*Excerpt provided*:
To Better Govern the 1%, Centre’s Regulations Complicate Gaming for the 99%

The recently proposed amendments to the IT Rules, 2021 relating to online gaming by the Ministry of Electronics and Information Technology (MeitY) have sparked debate on whether it’ll limit the engagements video games offer or if it’ll open up new avenues for leisure, work and business.

However, as conversations swirl around these expectations, there’s little in-depth analysis of what the draft rules for online gaming wish to accomplish.

Most countries in the Global North have pre-existing regulations on gaming, video games and other related activities but these rules have been informed by broader regulation frameworks on media, digitality, the Internet and online practices.

However, in India, we are drafting our new IT policy at the same time as we’re mulling over regulating online gaming and related activities.

Thus, while the temptation to include gaming regulations in the IT Rules is significant, the two need to be conceptualised as separate Bills that will form a dialectical framework where one can inform the other and vice versa.

A separate Bill for gaming – which understands offline and online gaming activities as cutting across socio-economic and cultural sections of the nation’s society – is essential if we want to safeguard the country’s population in the Digital India drive.

The definition

The first challenge in the draft policy is the way in which a game is defined as an “online game” and then acted upon – a regulation that is almost unnecessary if you regulate all forms of games that are made available in India.

Rule 2(1)(qb) defines “online game” as a “game that is offered on the Internet and is accessible by a user through a computer resource if he makes a deposit with the expectation of earning winnings”. “Deposit” and “winnings” have been defined to include both cash and kind.

Globally, scholars and industry experts have recognised the challenges of defining what a game is and this is something that the draft will have to struggle with as well.

If we were to take the case of films, would you define a film as a specific kind of film before issuing it a CBFC certificate? Then why do that for games? The problem with this system is the debate it will generate when the regulatory body tries to reclassify a game. For example, one of the biggest challenges in India’s gaming history has been creating awareness about and dissuading youth from games like the ‘Blue Whale Challenge’.

It is impossible to take speedy and meaningful action if we spend all our time trying to understand what makes it a game and what makes it online, let alone attempting to classify it in some definitive manner.

*Supplied information*:

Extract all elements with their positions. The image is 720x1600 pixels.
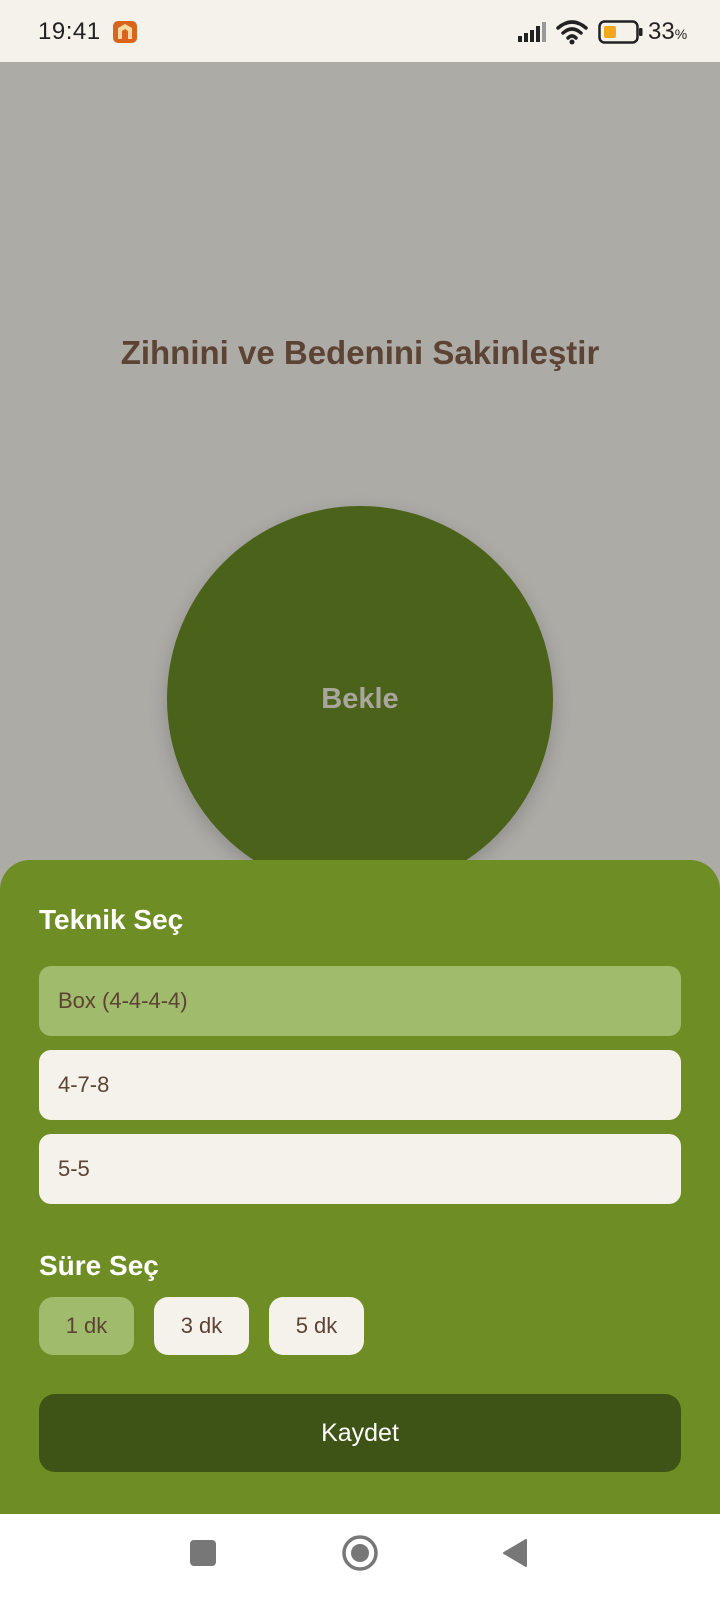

*Directions for this task*:
In the article on online gaming regulation, how does Rule 2(1)(qb) define an "online game"? The lines above bear no relation to the article on online gaming regulation.

*Finished exercise*:
It defines an online game as a game offered on the Internet and accessible by a user through a computer resource if he makes a deposit with the expectation of earning winnings.